• [To do]: In your copy, leave out the pictures and repeat the entries below exactly.

• [Data]:
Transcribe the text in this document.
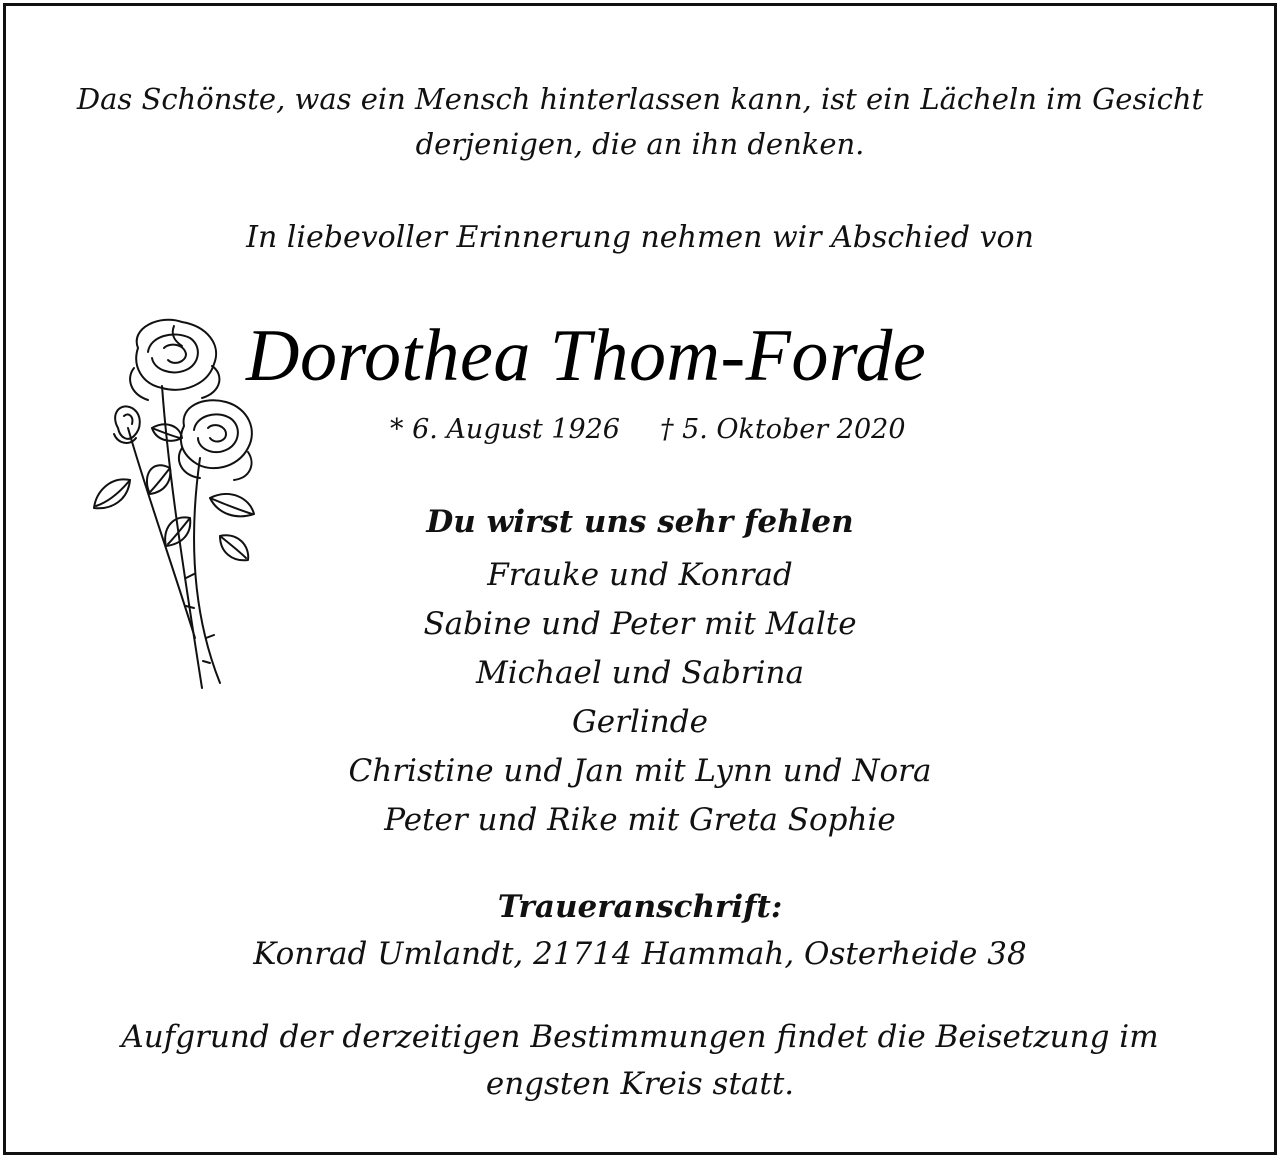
Das Schönste, was ein Mensch hinterlassen kann, ist ein Lächeln im Gesicht
derjenigen, die an ihn denken.
In liebevoller Erinnerung nehmen wir Abschied von
Dorothea Thom-Forde
* 6. August 1926 † 5. Oktober 2020
Du wirst uns sehr fehlen
Frauke und Konrad
Sabine und Peter mit Malte
Michael und Sabrina
Gerlinde
Christine und Jan mit Lynn und Nora
Peter und Rike mit Greta Sophie
Traueranschrift:
Konrad Umlandt, 21714 Hammah, Osterheide 38
Aufgrund der derzeitigen Bestimmungen findet die Beisetzung im
engsten Kreis statt.
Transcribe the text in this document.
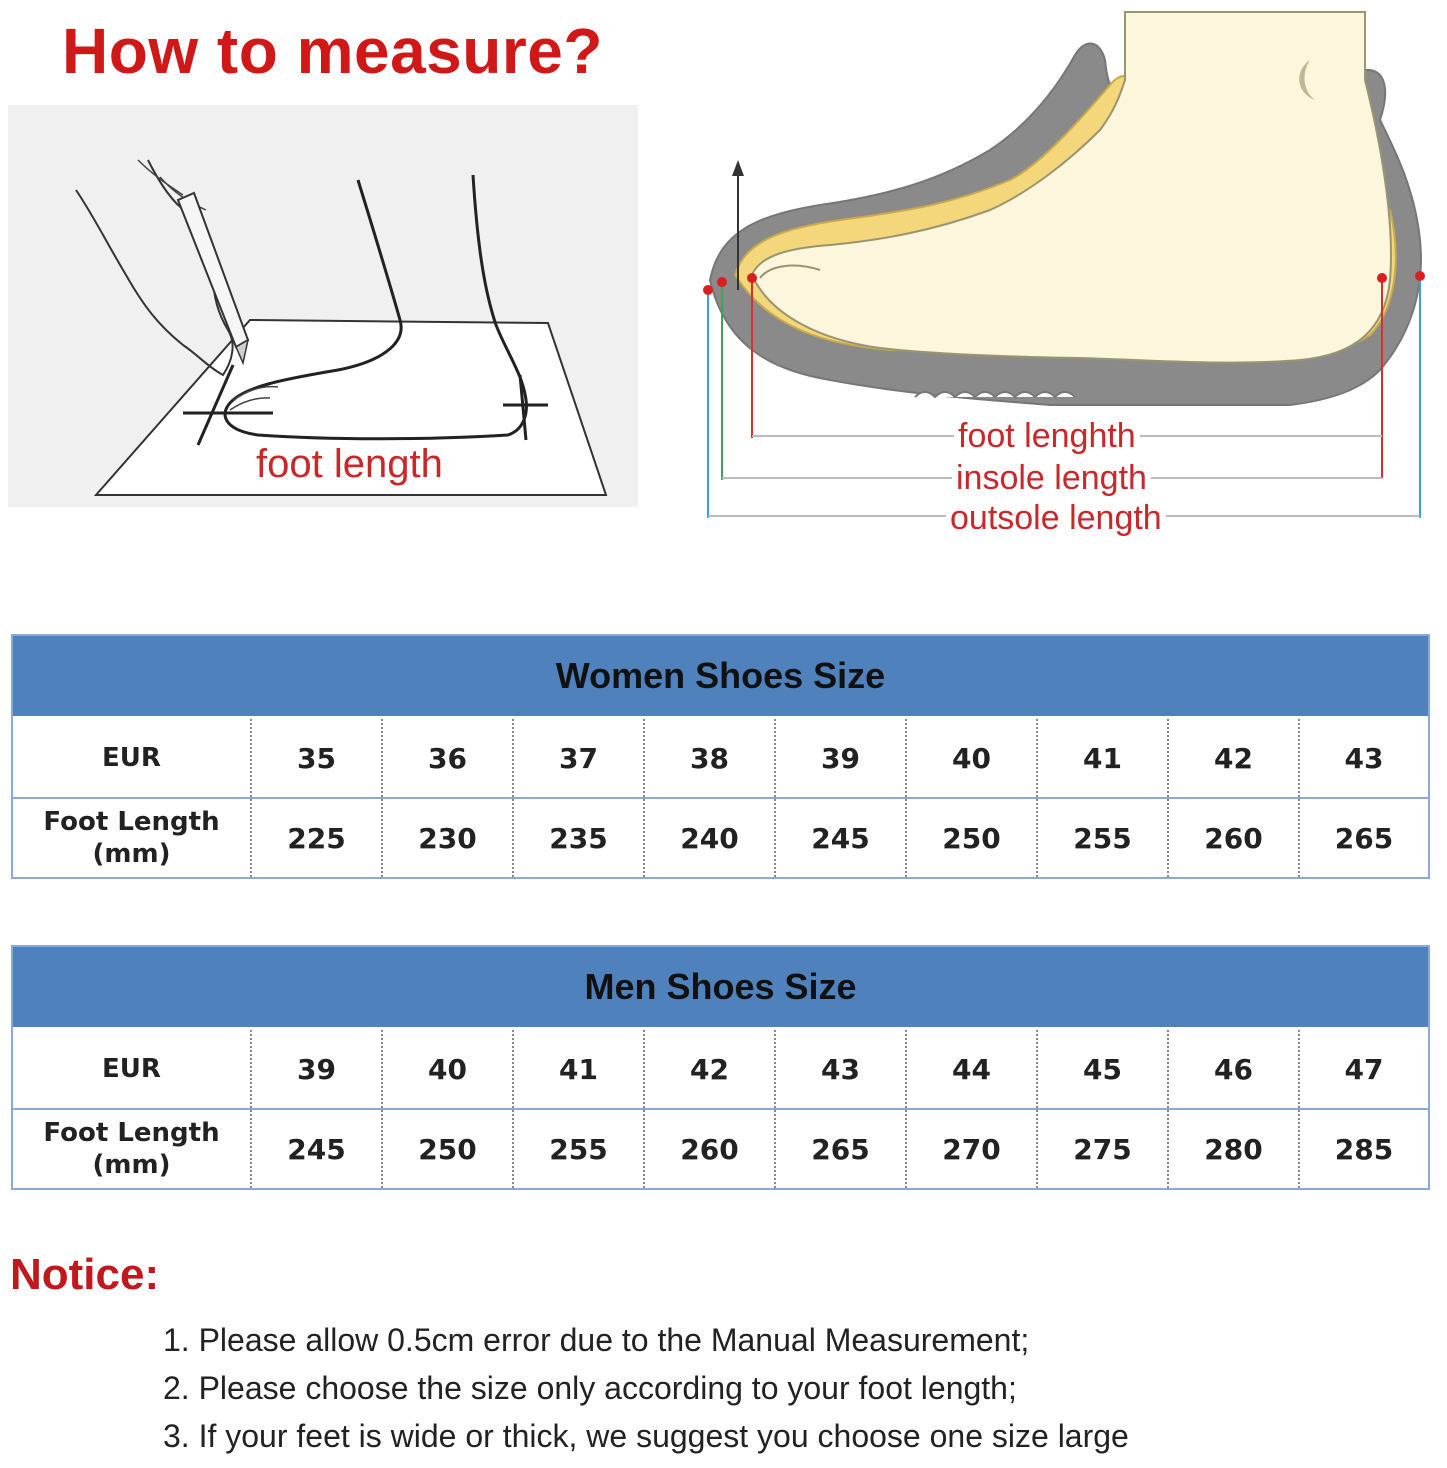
How to measure?
foot length
foot lenghth
insole length
outsole length
Women Shoes Size
EUR	35	36	37	38	39	40	41	42	43
Foot Length (mm)	225	230	235	240	245	250	255	260	265
Men Shoes Size
EUR	39	40	41	42	43	44	45	46	47
Foot Length (mm)	245	250	255	260	265	270	275	280	285
Notice:
1. Please allow 0.5cm error due to the Manual Measurement;
2. Please choose the size only according to your foot length;
3. If your feet is wide or thick, we suggest you choose one size large
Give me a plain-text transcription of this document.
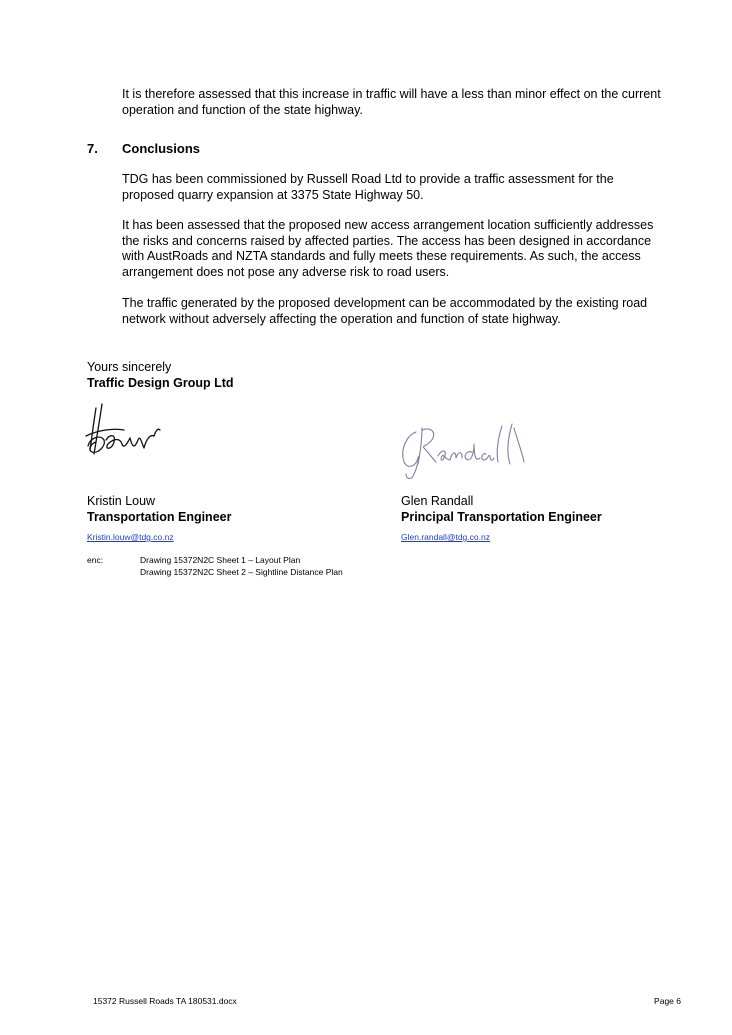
It is therefore assessed that this increase in traffic will have a less than minor effect on the current operation and function of the state highway.

7. Conclusions

TDG has been commissioned by Russell Road Ltd to provide a traffic assessment for the proposed quarry expansion at 3375 State Highway 50.

It has been assessed that the proposed new access arrangement location sufficiently addresses the risks and concerns raised by affected parties. The access has been designed in accordance with AustRoads and NZTA standards and fully meets these requirements. As such, the access arrangement does not pose any adverse risk to road users.

The traffic generated by the proposed development can be accommodated by the existing road network without adversely affecting the operation and function of state highway.

Yours sincerely
Traffic Design Group Ltd
Kristin Louw
Transportation Engineer
Kristin.louw@tdg.co.nz
Glen Randall
Principal Transportation Engineer
Glen.randall@tdg.co.nz
enc:	Drawing 15372N2C Sheet 1 – Layout Plan
Drawing 15372N2C Sheet 2 – Sightline Distance Plan
15372 Russell Roads TA 180531.docx	Page 6
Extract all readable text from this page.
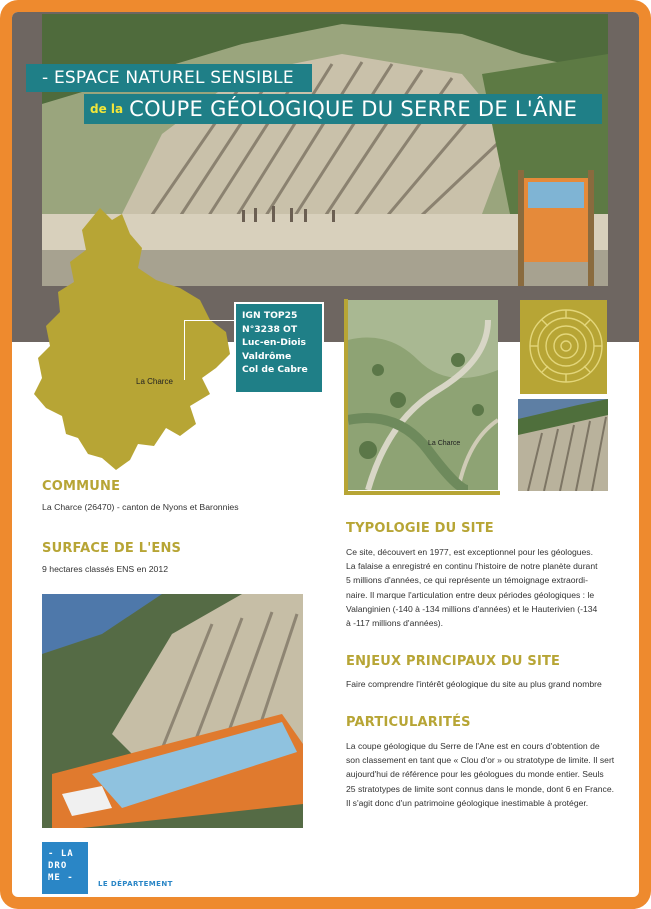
- ESPACE NATUREL SENSIBLE
$^{de la}$ COUPE GÉOLOGIQUE DU SERRE DE L'ÂNE
La Charce
IGN TOP25
N°3238 OT
Luc-en-Diois
Valdrôme
Col de Cabre
La Charce
COMMUNE
La Charce (26470) - canton de Nyons et Baronnies
SURFACE DE L'ENS
9 hectares classés ENS en 2012
TYPOLOGIE DU SITE
Ce site, découvert en 1977, est exceptionnel pour les géologues.
La falaise a enregistré en continu l'histoire de notre planète durant
5 millions d'années, ce qui représente un témoignage extraordi-
naire. Il marque l'articulation entre deux périodes géologiques : le
Valanginien (-140 à -134 millions d'années) et le Hauterivien (-134
à -117 millions d'années).
ENJEUX PRINCIPAUX DU SITE
Faire comprendre l'intérêt géologique du site au plus grand nombre
PARTICULARITÉS
La coupe géologique du Serre de l'Ane est en cours d'obtention de
son classement en tant que « Clou d'or » ou stratotype de limite. Il sert
aujourd'hui de référence pour les géologues du monde entier. Seuls
25 stratotypes de limite sont connus dans le monde, dont 6 en France.
Il s'agit donc d'un patrimoine géologique inestimable à protéger.
- LA
DRO
ME -
LE DÉPARTEMENT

• [The result]:
Transcribe the text in this document.
Das Schönste, was ein Mensch hinterlassen kann, ist ein Lächeln im Gesicht
derjenigen, die an ihn denken.
In liebevoller Erinnerung nehmen wir Abschied von
Dorothea Thom-Forde
* 6. August 1926 † 5. Oktober 2020
Du wirst uns sehr fehlen
Frauke und Konrad
Sabine und Peter mit Malte
Michael und Sabrina
Gerlinde
Christine und Jan mit Lynn und Nora
Peter und Rike mit Greta Sophie
Traueranschrift:
Konrad Umlandt, 21714 Hammah, Osterheide 38
Aufgrund der derzeitigen Bestimmungen findet die Beisetzung im
engsten Kreis statt.
Transcribe the text in this document.
How to measure?
foot length
foot lenghth
insole length
outsole length
Women Shoes Size
EUR	35	36	37	38	39	40	41	42	43
Foot Length (mm)	225	230	235	240	245	250	255	260	265
Men Shoes Size
EUR	39	40	41	42	43	44	45	46	47
Foot Length (mm)	245	250	255	260	265	270	275	280	285
Notice:
1. Please allow 0.5cm error due to the Manual Measurement;
2. Please choose the size only according to your foot length;
3. If your feet is wide or thick, we suggest you choose one size large
Give me a plain-text transcription of this document.
It is therefore assessed that this increase in traffic will have a less than minor effect on the current operation and function of the state highway.

7. Conclusions

TDG has been commissioned by Russell Road Ltd to provide a traffic assessment for the proposed quarry expansion at 3375 State Highway 50.

It has been assessed that the proposed new access arrangement location sufficiently addresses the risks and concerns raised by affected parties. The access has been designed in accordance with AustRoads and NZTA standards and fully meets these requirements. As such, the access arrangement does not pose any adverse risk to road users.

The traffic generated by the proposed development can be accommodated by the existing road network without adversely affecting the operation and function of state highway.

Yours sincerely
Traffic Design Group Ltd
Kristin Louw
Transportation Engineer
Kristin.louw@tdg.co.nz
Glen Randall
Principal Transportation Engineer
Glen.randall@tdg.co.nz
enc:	Drawing 15372N2C Sheet 1 – Layout Plan
Drawing 15372N2C Sheet 2 – Sightline Distance Plan
15372 Russell Roads TA 180531.docx	Page 6
Extract all readable text from this page.
- ESPACE NATUREL SENSIBLE
$^{de la}$ COUPE GÉOLOGIQUE DU SERRE DE L'ÂNE
La Charce
IGN TOP25
N°3238 OT
Luc-en-Diois
Valdrôme
Col de Cabre
La Charce
COMMUNE
La Charce (26470) - canton de Nyons et Baronnies
SURFACE DE L'ENS
9 hectares classés ENS en 2012
TYPOLOGIE DU SITE
Ce site, découvert en 1977, est exceptionnel pour les géologues.
La falaise a enregistré en continu l'histoire de notre planète durant
5 millions d'années, ce qui représente un témoignage extraordi-
naire. Il marque l'articulation entre deux périodes géologiques : le
Valanginien (-140 à -134 millions d'années) et le Hauterivien (-134
à -117 millions d'années).
ENJEUX PRINCIPAUX DU SITE
Faire comprendre l'intérêt géologique du site au plus grand nombre
PARTICULARITÉS
La coupe géologique du Serre de l'Ane est en cours d'obtention de
son classement en tant que « Clou d'or » ou stratotype de limite. Il sert
aujourd'hui de référence pour les géologues du monde entier. Seuls
25 stratotypes de limite sont connus dans le monde, dont 6 en France.
Il s'agit donc d'un patrimoine géologique inestimable à protéger.
- LA
DRO
ME -
LE DÉPARTEMENT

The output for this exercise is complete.